» **Aim of the task**
Extract the text of every entry below exactly; leave images out.
=== Information provided ===
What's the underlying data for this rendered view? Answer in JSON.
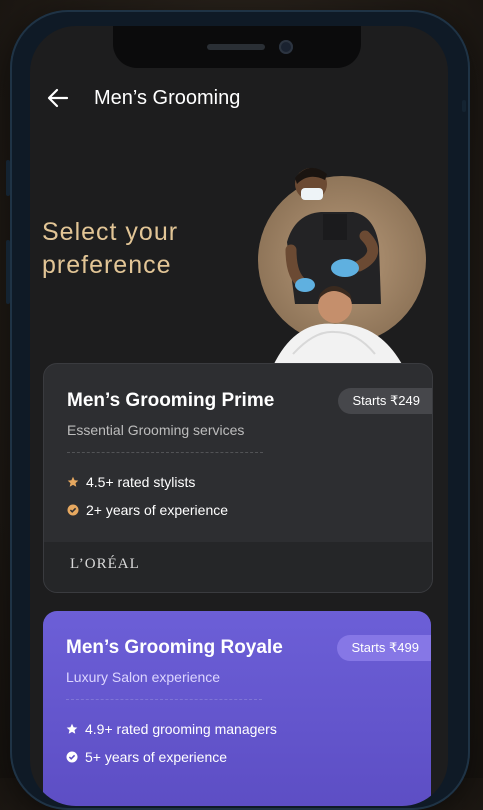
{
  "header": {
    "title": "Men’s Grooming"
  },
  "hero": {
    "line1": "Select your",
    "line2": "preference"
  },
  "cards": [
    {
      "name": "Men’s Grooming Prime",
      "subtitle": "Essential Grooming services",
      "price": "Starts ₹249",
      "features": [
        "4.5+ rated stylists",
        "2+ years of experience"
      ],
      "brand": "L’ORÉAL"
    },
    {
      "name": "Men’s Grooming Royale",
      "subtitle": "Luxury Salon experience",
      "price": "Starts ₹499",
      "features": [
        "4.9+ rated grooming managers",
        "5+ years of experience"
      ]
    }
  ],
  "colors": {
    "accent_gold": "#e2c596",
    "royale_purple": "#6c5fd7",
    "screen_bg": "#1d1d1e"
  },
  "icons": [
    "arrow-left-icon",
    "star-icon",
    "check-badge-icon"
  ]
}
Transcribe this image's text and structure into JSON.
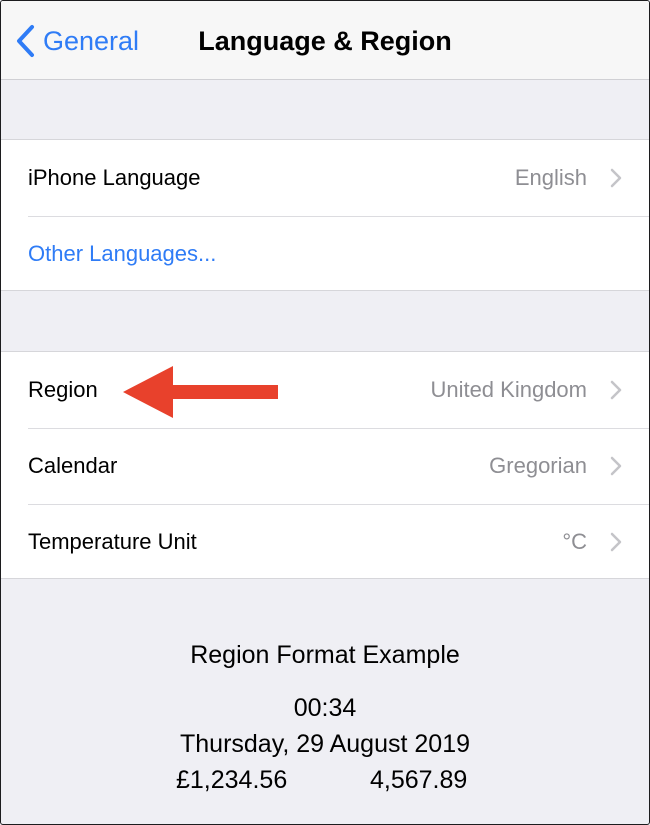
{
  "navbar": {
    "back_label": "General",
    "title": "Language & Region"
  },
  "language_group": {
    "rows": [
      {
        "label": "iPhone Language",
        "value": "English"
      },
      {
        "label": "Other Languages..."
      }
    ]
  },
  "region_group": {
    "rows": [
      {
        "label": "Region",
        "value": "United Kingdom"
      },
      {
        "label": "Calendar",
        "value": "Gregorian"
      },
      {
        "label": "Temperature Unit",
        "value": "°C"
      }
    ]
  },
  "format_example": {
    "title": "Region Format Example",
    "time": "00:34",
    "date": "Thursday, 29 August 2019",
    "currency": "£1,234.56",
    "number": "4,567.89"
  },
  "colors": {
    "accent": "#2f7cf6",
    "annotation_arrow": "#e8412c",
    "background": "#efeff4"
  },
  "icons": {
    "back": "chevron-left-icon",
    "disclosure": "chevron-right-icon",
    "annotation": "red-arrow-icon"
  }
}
===
» **Reply to the exercise**
What's the underlying data for this rendered view? Answer in JSON.
{
  "header": {
    "title": "Men’s Grooming"
  },
  "hero": {
    "line1": "Select your",
    "line2": "preference"
  },
  "cards": [
    {
      "name": "Men’s Grooming Prime",
      "subtitle": "Essential Grooming services",
      "price": "Starts ₹249",
      "features": [
        "4.5+ rated stylists",
        "2+ years of experience"
      ],
      "brand": "L’ORÉAL"
    },
    {
      "name": "Men’s Grooming Royale",
      "subtitle": "Luxury Salon experience",
      "price": "Starts ₹499",
      "features": [
        "4.9+ rated grooming managers",
        "5+ years of experience"
      ]
    }
  ],
  "colors": {
    "accent_gold": "#e2c596",
    "royale_purple": "#6c5fd7",
    "screen_bg": "#1d1d1e"
  },
  "icons": [
    "arrow-left-icon",
    "star-icon",
    "check-badge-icon"
  ]
}
Transcribe this image's text and structure into JSON.
{
  "navbar": {
    "back_label": "General",
    "title": "Language & Region"
  },
  "language_group": {
    "rows": [
      {
        "label": "iPhone Language",
        "value": "English"
      },
      {
        "label": "Other Languages..."
      }
    ]
  },
  "region_group": {
    "rows": [
      {
        "label": "Region",
        "value": "United Kingdom"
      },
      {
        "label": "Calendar",
        "value": "Gregorian"
      },
      {
        "label": "Temperature Unit",
        "value": "°C"
      }
    ]
  },
  "format_example": {
    "title": "Region Format Example",
    "time": "00:34",
    "date": "Thursday, 29 August 2019",
    "currency": "£1,234.56",
    "number": "4,567.89"
  },
  "colors": {
    "accent": "#2f7cf6",
    "annotation_arrow": "#e8412c",
    "background": "#efeff4"
  },
  "icons": {
    "back": "chevron-left-icon",
    "disclosure": "chevron-right-icon",
    "annotation": "red-arrow-icon"
  }
}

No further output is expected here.